WORK TO COMPLETE:
Copy each record exactly as it reads, leaving out any pictures it holds.

THE INPUT:
········

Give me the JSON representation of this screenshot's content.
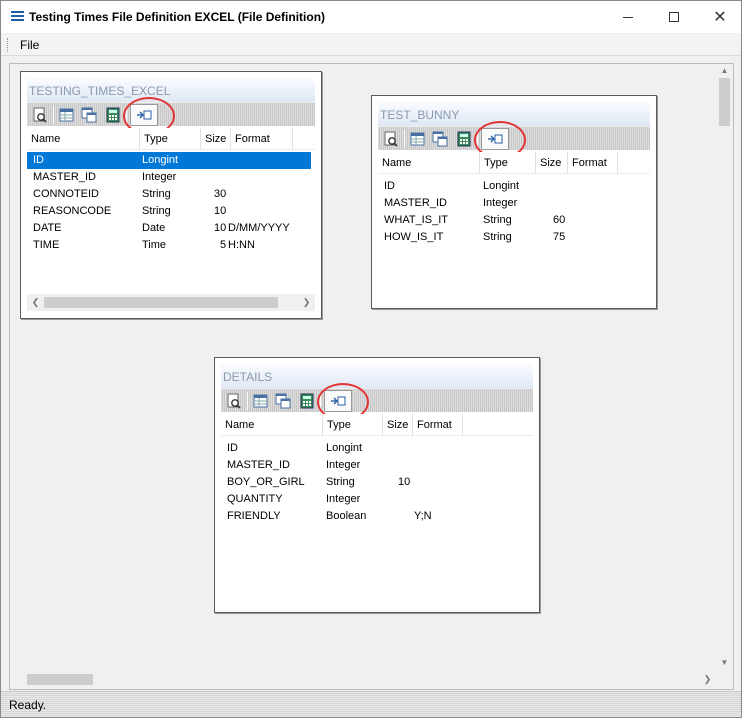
{
  "window": {
    "title": "Testing Times File Definition EXCEL (File Definition)",
    "minimize_glyph": "",
    "maximize_glyph": "",
    "close_glyph": "✕"
  },
  "menubar": {
    "file": "File"
  },
  "status": {
    "text": "Ready."
  },
  "icons": {
    "app": "list-icon",
    "toolbar": [
      "preview-icon",
      "table-view-icon",
      "copy-table-icon",
      "calculator-icon",
      "insert-field-icon"
    ]
  },
  "accent": "#0078d7",
  "annotation_color": "#e33434",
  "tables": {
    "testing_times_excel": {
      "title": "TESTING_TIMES_EXCEL",
      "columns": {
        "name": "Name",
        "type": "Type",
        "size": "Size",
        "format": "Format"
      },
      "selected_row": 0,
      "rows": [
        {
          "name": "ID",
          "type": "Longint",
          "size": "",
          "format": ""
        },
        {
          "name": "MASTER_ID",
          "type": "Integer",
          "size": "",
          "format": ""
        },
        {
          "name": "CONNOTEID",
          "type": "String",
          "size": "30",
          "format": ""
        },
        {
          "name": "REASONCODE",
          "type": "String",
          "size": "10",
          "format": ""
        },
        {
          "name": "DATE",
          "type": "Date",
          "size": "10",
          "format": "D/MM/YYYY"
        },
        {
          "name": "TIME",
          "type": "Time",
          "size": "5",
          "format": "H:NN"
        }
      ]
    },
    "test_bunny": {
      "title": "TEST_BUNNY",
      "columns": {
        "name": "Name",
        "type": "Type",
        "size": "Size",
        "format": "Format"
      },
      "rows": [
        {
          "name": "ID",
          "type": "Longint",
          "size": "",
          "format": ""
        },
        {
          "name": "MASTER_ID",
          "type": "Integer",
          "size": "",
          "format": ""
        },
        {
          "name": "WHAT_IS_IT",
          "type": "String",
          "size": "60",
          "format": ""
        },
        {
          "name": "HOW_IS_IT",
          "type": "String",
          "size": "75",
          "format": ""
        }
      ]
    },
    "details": {
      "title": "DETAILS",
      "columns": {
        "name": "Name",
        "type": "Type",
        "size": "Size",
        "format": "Format"
      },
      "rows": [
        {
          "name": "ID",
          "type": "Longint",
          "size": "",
          "format": ""
        },
        {
          "name": "MASTER_ID",
          "type": "Integer",
          "size": "",
          "format": ""
        },
        {
          "name": "BOY_OR_GIRL",
          "type": "String",
          "size": "10",
          "format": ""
        },
        {
          "name": "QUANTITY",
          "type": "Integer",
          "size": "",
          "format": ""
        },
        {
          "name": "FRIENDLY",
          "type": "Boolean",
          "size": "",
          "format": "Y;N"
        }
      ]
    }
  }
}
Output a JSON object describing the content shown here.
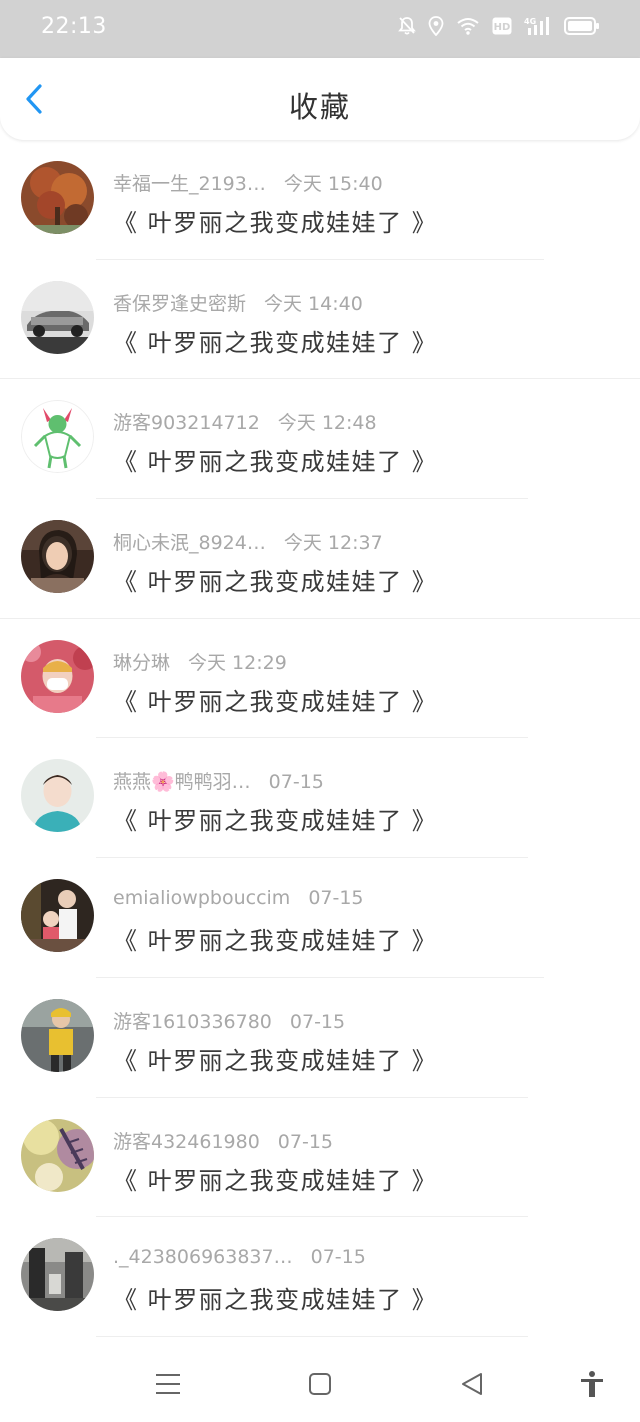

········

EXPECTED ANSWER:
Give me the JSON representation of this screenshot's content.
{
  "window": {
    "title": "Testing Times File Definition EXCEL (File Definition)",
    "minimize_glyph": "",
    "maximize_glyph": "",
    "close_glyph": "✕"
  },
  "menubar": {
    "file": "File"
  },
  "status": {
    "text": "Ready."
  },
  "icons": {
    "app": "list-icon",
    "toolbar": [
      "preview-icon",
      "table-view-icon",
      "copy-table-icon",
      "calculator-icon",
      "insert-field-icon"
    ]
  },
  "accent": "#0078d7",
  "annotation_color": "#e33434",
  "tables": {
    "testing_times_excel": {
      "title": "TESTING_TIMES_EXCEL",
      "columns": {
        "name": "Name",
        "type": "Type",
        "size": "Size",
        "format": "Format"
      },
      "selected_row": 0,
      "rows": [
        {
          "name": "ID",
          "type": "Longint",
          "size": "",
          "format": ""
        },
        {
          "name": "MASTER_ID",
          "type": "Integer",
          "size": "",
          "format": ""
        },
        {
          "name": "CONNOTEID",
          "type": "String",
          "size": "30",
          "format": ""
        },
        {
          "name": "REASONCODE",
          "type": "String",
          "size": "10",
          "format": ""
        },
        {
          "name": "DATE",
          "type": "Date",
          "size": "10",
          "format": "D/MM/YYYY"
        },
        {
          "name": "TIME",
          "type": "Time",
          "size": "5",
          "format": "H:NN"
        }
      ]
    },
    "test_bunny": {
      "title": "TEST_BUNNY",
      "columns": {
        "name": "Name",
        "type": "Type",
        "size": "Size",
        "format": "Format"
      },
      "rows": [
        {
          "name": "ID",
          "type": "Longint",
          "size": "",
          "format": ""
        },
        {
          "name": "MASTER_ID",
          "type": "Integer",
          "size": "",
          "format": ""
        },
        {
          "name": "WHAT_IS_IT",
          "type": "String",
          "size": "60",
          "format": ""
        },
        {
          "name": "HOW_IS_IT",
          "type": "String",
          "size": "75",
          "format": ""
        }
      ]
    },
    "details": {
      "title": "DETAILS",
      "columns": {
        "name": "Name",
        "type": "Type",
        "size": "Size",
        "format": "Format"
      },
      "rows": [
        {
          "name": "ID",
          "type": "Longint",
          "size": "",
          "format": ""
        },
        {
          "name": "MASTER_ID",
          "type": "Integer",
          "size": "",
          "format": ""
        },
        {
          "name": "BOY_OR_GIRL",
          "type": "String",
          "size": "10",
          "format": ""
        },
        {
          "name": "QUANTITY",
          "type": "Integer",
          "size": "",
          "format": ""
        },
        {
          "name": "FRIENDLY",
          "type": "Boolean",
          "size": "",
          "format": "Y;N"
        }
      ]
    }
  }
}
Output a JSON object describing the content shown here.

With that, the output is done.